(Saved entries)
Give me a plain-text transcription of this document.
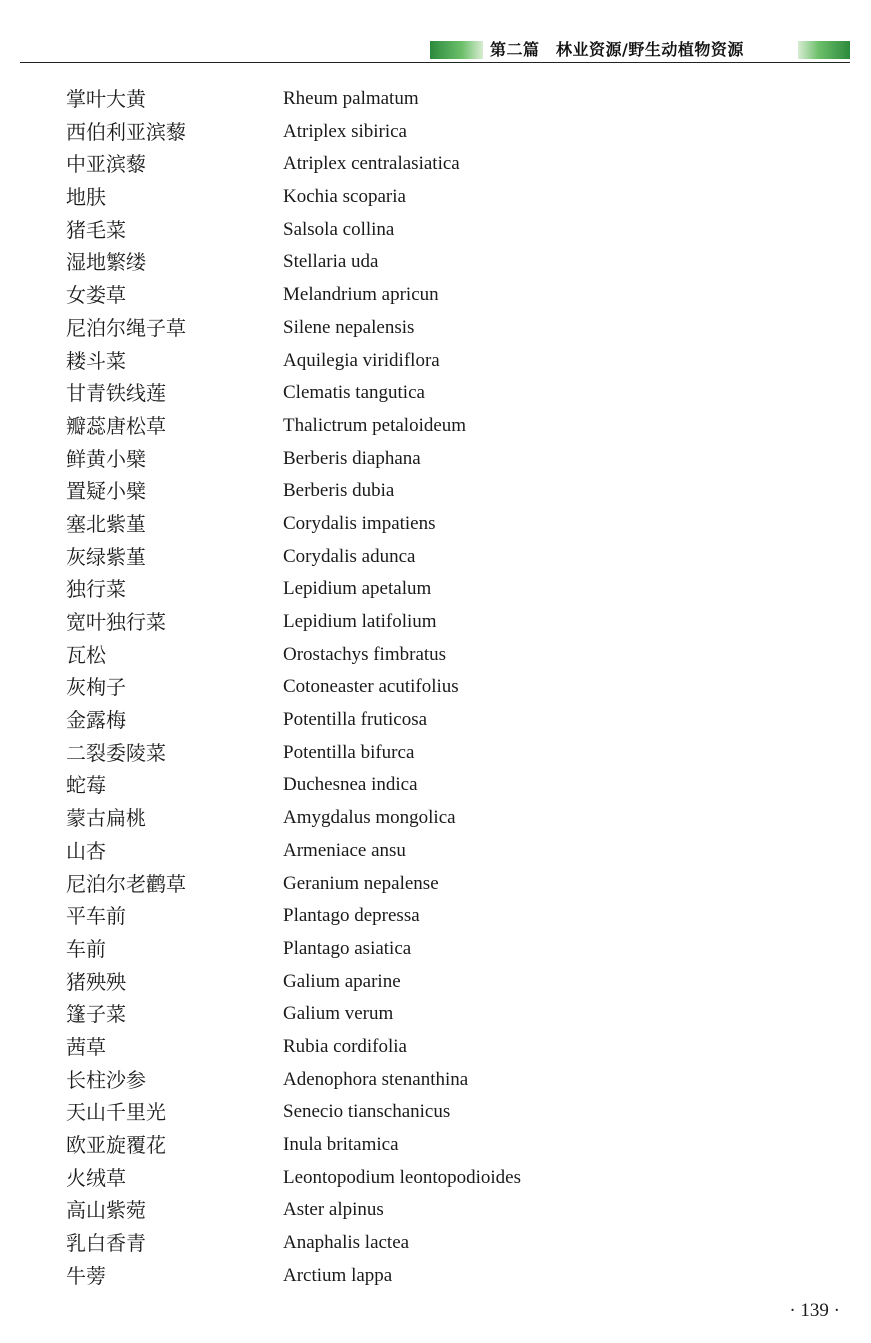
第二篇　林业资源/野生动植物资源
掌叶大黄	Rheum palmatum
西伯利亚滨藜	Atriplex sibirica
中亚滨藜	Atriplex centralasiatica
地肤	Kochia scoparia
猪毛菜	Salsola collina
湿地繁缕	Stellaria uda
女娄草	Melandrium apricun
尼泊尔绳子草	Silene nepalensis
耧斗菜	Aquilegia viridiflora
甘青铁线莲	Clematis tangutica
瓣蕊唐松草	Thalictrum petaloideum
鲜黄小檗	Berberis diaphana
置疑小檗	Berberis dubia
塞北紫堇	Corydalis impatiens
灰绿紫堇	Corydalis adunca
独行菜	Lepidium apetalum
宽叶独行菜	Lepidium latifolium
瓦松	Orostachys fimbratus
灰栒子	Cotoneaster acutifolius
金露梅	Potentilla fruticosa
二裂委陵菜	Potentilla bifurca
蛇莓	Duchesnea indica
蒙古扁桃	Amygdalus mongolica
山杏	Armeniace ansu
尼泊尔老鹳草	Geranium nepalense
平车前	Plantago depressa
车前	Plantago asiatica
猪殃殃	Galium aparine
篷子菜	Galium verum
茜草	Rubia cordifolia
长柱沙参	Adenophora stenanthina
天山千里光	Senecio tianschanicus
欧亚旋覆花	Inula britamica
火绒草	Leontopodium leontopodioides
高山紫菀	Aster alpinus
乳白香青	Anaphalis lactea
牛蒡	Arctium lappa
· 139 ·
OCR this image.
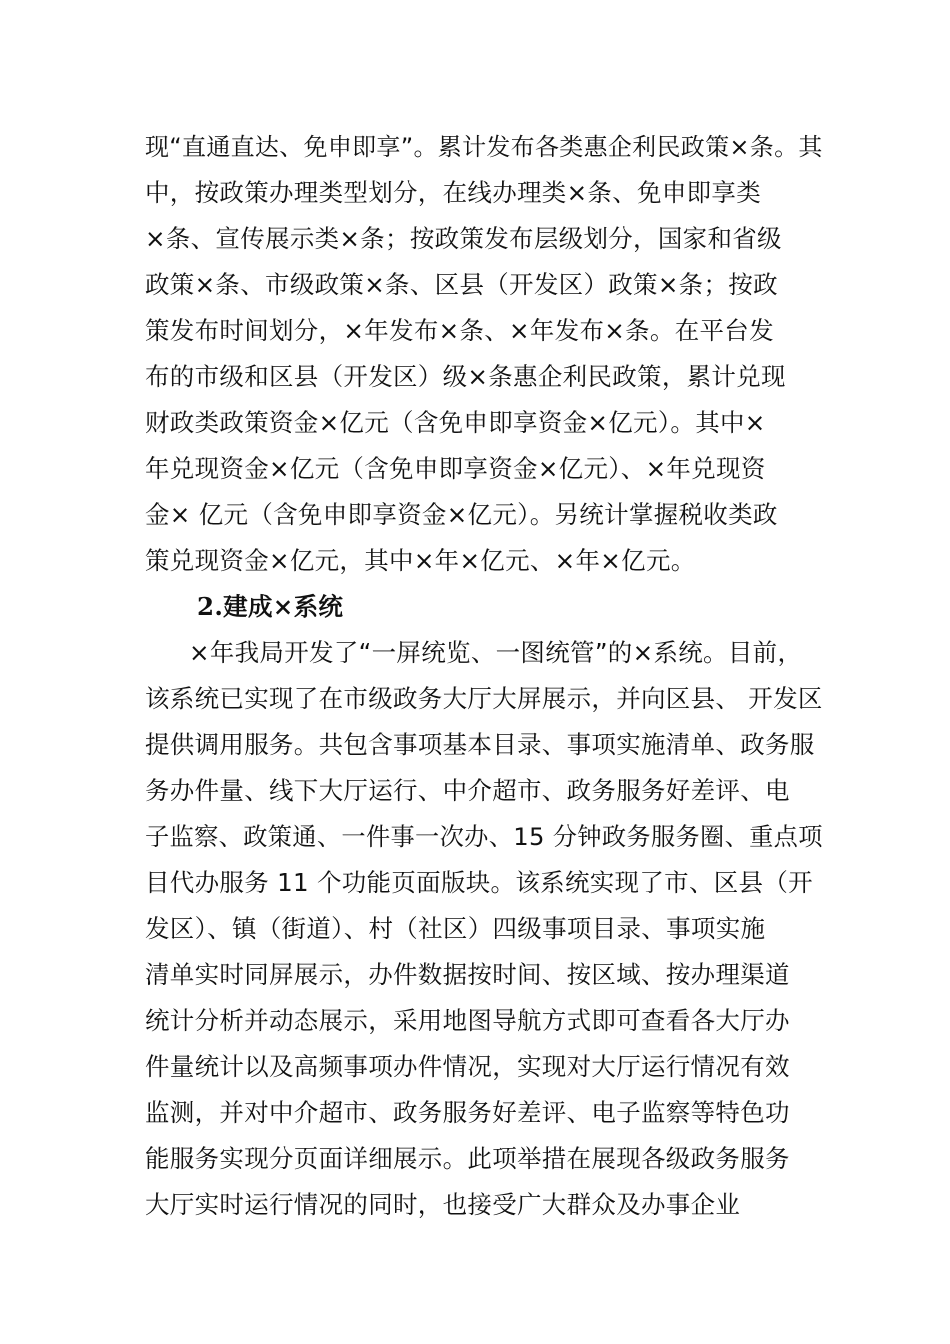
现“直通直达、免申即享”。累计发布各类惠企利民政策×条。其
中，按政策办理类型划分，在线办理类×条、免申即享类
×条、宣传展示类×条；按政策发布层级划分，国家和省级
政策×条、市级政策×条、区县（开发区）政策×条；按政
策发布时间划分，×年发布×条、×年发布×条。在平台发
布的市级和区县（开发区）级×条惠企利民政策，累计兑现
财政类政策资金×亿元（含免申即享资金×亿元）。其中×
年兑现资金×亿元（含免申即享资金×亿元）、×年兑现资
金× 亿元（含免申即享资金×亿元）。另统计掌握税收类政
策兑现资金×亿元，其中×年×亿元、×年×亿元。
2.建成×系统
×年我局开发了“一屏统览、一图统管”的×系统。目前，
该系统已实现了在市级政务大厅大屏展示，并向区县、 开发区
提供调用服务。共包含事项基本目录、事项实施清单、政务服
务办件量、线下大厅运行、中介超市、政务服务好差评、电
子监察、政策通、一件事一次办、15 分钟政务服务圈、重点项
目代办服务 11 个功能页面版块。该系统实现了市、区县（开
发区）、镇（街道）、村（社区）四级事项目录、事项实施
清单实时同屏展示，办件数据按时间、按区域、按办理渠道
统计分析并动态展示，采用地图导航方式即可查看各大厅办
件量统计以及高频事项办件情况，实现对大厅运行情况有效
监测，并对中介超市、政务服务好差评、电子监察等特色功
能服务实现分页面详细展示。此项举措在展现各级政务服务
大厅实时运行情况的同时，也接受广大群众及办事企业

[WHAT THE TASK ASKS]: Write the records out again in full, exactly, and skip every picture.

[TASK RESPONSE]:
Give me a plain-text transcription of this document.
第二篇　林业资源/野生动植物资源
掌叶大黄	Rheum palmatum
西伯利亚滨藜	Atriplex sibirica
中亚滨藜	Atriplex centralasiatica
地肤	Kochia scoparia
猪毛菜	Salsola collina
湿地繁缕	Stellaria uda
女娄草	Melandrium apricun
尼泊尔绳子草	Silene nepalensis
耧斗菜	Aquilegia viridiflora
甘青铁线莲	Clematis tangutica
瓣蕊唐松草	Thalictrum petaloideum
鲜黄小檗	Berberis diaphana
置疑小檗	Berberis dubia
塞北紫堇	Corydalis impatiens
灰绿紫堇	Corydalis adunca
独行菜	Lepidium apetalum
宽叶独行菜	Lepidium latifolium
瓦松	Orostachys fimbratus
灰栒子	Cotoneaster acutifolius
金露梅	Potentilla fruticosa
二裂委陵菜	Potentilla bifurca
蛇莓	Duchesnea indica
蒙古扁桃	Amygdalus mongolica
山杏	Armeniace ansu
尼泊尔老鹳草	Geranium nepalense
平车前	Plantago depressa
车前	Plantago asiatica
猪殃殃	Galium aparine
篷子菜	Galium verum
茜草	Rubia cordifolia
长柱沙参	Adenophora stenanthina
天山千里光	Senecio tianschanicus
欧亚旋覆花	Inula britamica
火绒草	Leontopodium leontopodioides
高山紫菀	Aster alpinus
乳白香青	Anaphalis lactea
牛蒡	Arctium lappa
· 139 ·
OCR this image.
现“直通直达、免申即享”。累计发布各类惠企利民政策×条。其
中，按政策办理类型划分，在线办理类×条、免申即享类
×条、宣传展示类×条；按政策发布层级划分，国家和省级
政策×条、市级政策×条、区县（开发区）政策×条；按政
策发布时间划分，×年发布×条、×年发布×条。在平台发
布的市级和区县（开发区）级×条惠企利民政策，累计兑现
财政类政策资金×亿元（含免申即享资金×亿元）。其中×
年兑现资金×亿元（含免申即享资金×亿元）、×年兑现资
金× 亿元（含免申即享资金×亿元）。另统计掌握税收类政
策兑现资金×亿元，其中×年×亿元、×年×亿元。
2.建成×系统
×年我局开发了“一屏统览、一图统管”的×系统。目前，
该系统已实现了在市级政务大厅大屏展示，并向区县、 开发区
提供调用服务。共包含事项基本目录、事项实施清单、政务服
务办件量、线下大厅运行、中介超市、政务服务好差评、电
子监察、政策通、一件事一次办、15 分钟政务服务圈、重点项
目代办服务 11 个功能页面版块。该系统实现了市、区县（开
发区）、镇（街道）、村（社区）四级事项目录、事项实施
清单实时同屏展示，办件数据按时间、按区域、按办理渠道
统计分析并动态展示，采用地图导航方式即可查看各大厅办
件量统计以及高频事项办件情况，实现对大厅运行情况有效
监测，并对中介超市、政务服务好差评、电子监察等特色功
能服务实现分页面详细展示。此项举措在展现各级政务服务
大厅实时运行情况的同时，也接受广大群众及办事企业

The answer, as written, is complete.